RECORDS SUPPLIED.

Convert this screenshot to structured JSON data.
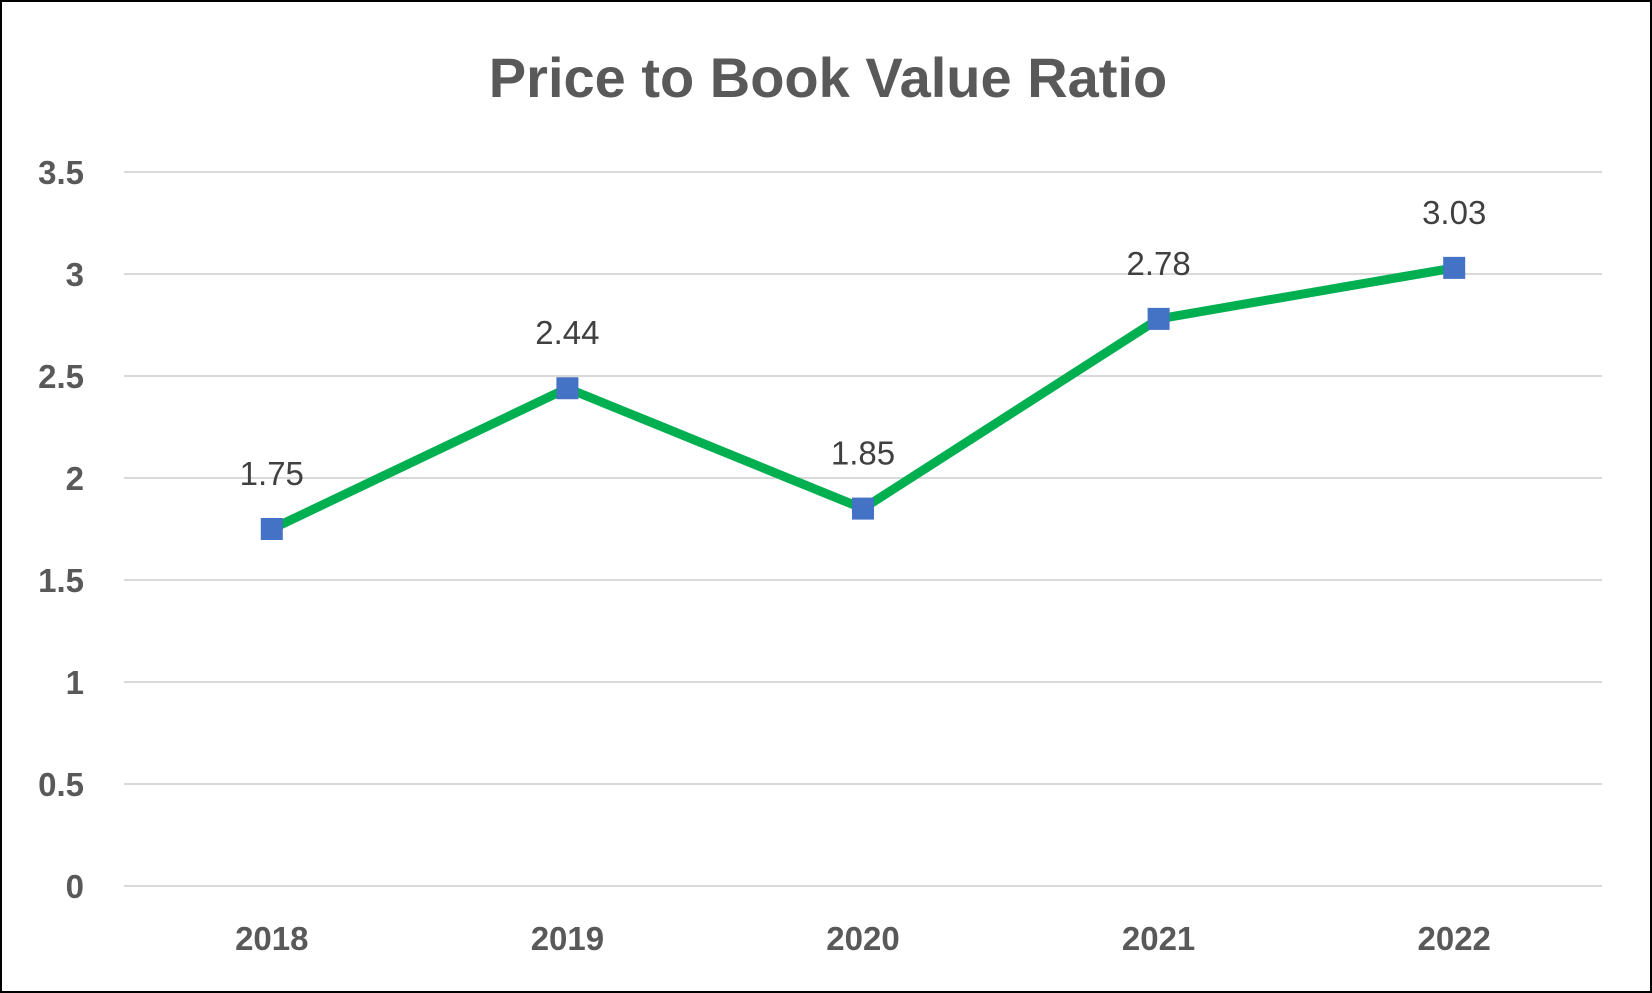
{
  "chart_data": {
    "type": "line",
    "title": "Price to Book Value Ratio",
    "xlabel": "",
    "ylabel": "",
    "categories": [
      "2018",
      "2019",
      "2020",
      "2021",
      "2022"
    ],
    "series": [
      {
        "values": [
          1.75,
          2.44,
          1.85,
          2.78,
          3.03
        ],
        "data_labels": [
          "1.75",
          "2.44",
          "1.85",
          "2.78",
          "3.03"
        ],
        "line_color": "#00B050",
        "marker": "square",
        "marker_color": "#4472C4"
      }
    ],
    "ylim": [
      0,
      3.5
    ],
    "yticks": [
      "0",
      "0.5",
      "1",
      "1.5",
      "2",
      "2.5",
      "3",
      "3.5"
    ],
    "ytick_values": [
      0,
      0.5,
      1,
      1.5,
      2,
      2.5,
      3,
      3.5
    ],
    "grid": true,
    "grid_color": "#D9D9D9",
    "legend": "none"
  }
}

GOAL. Set down the material above as is, without any pictures.

EXERCISE OUTPUT.
Convert this screenshot to structured JSON data.
{
  "chart_data": {
    "type": "line",
    "title": "Price to Book Value Ratio",
    "xlabel": "",
    "ylabel": "",
    "categories": [
      "2018",
      "2019",
      "2020",
      "2021",
      "2022"
    ],
    "series": [
      {
        "values": [
          1.75,
          2.44,
          1.85,
          2.78,
          3.03
        ],
        "data_labels": [
          "1.75",
          "2.44",
          "1.85",
          "2.78",
          "3.03"
        ],
        "line_color": "#00B050",
        "marker": "square",
        "marker_color": "#4472C4"
      }
    ],
    "ylim": [
      0,
      3.5
    ],
    "yticks": [
      "0",
      "0.5",
      "1",
      "1.5",
      "2",
      "2.5",
      "3",
      "3.5"
    ],
    "ytick_values": [
      0,
      0.5,
      1,
      1.5,
      2,
      2.5,
      3,
      3.5
    ],
    "grid": true,
    "grid_color": "#D9D9D9",
    "legend": "none"
  }
}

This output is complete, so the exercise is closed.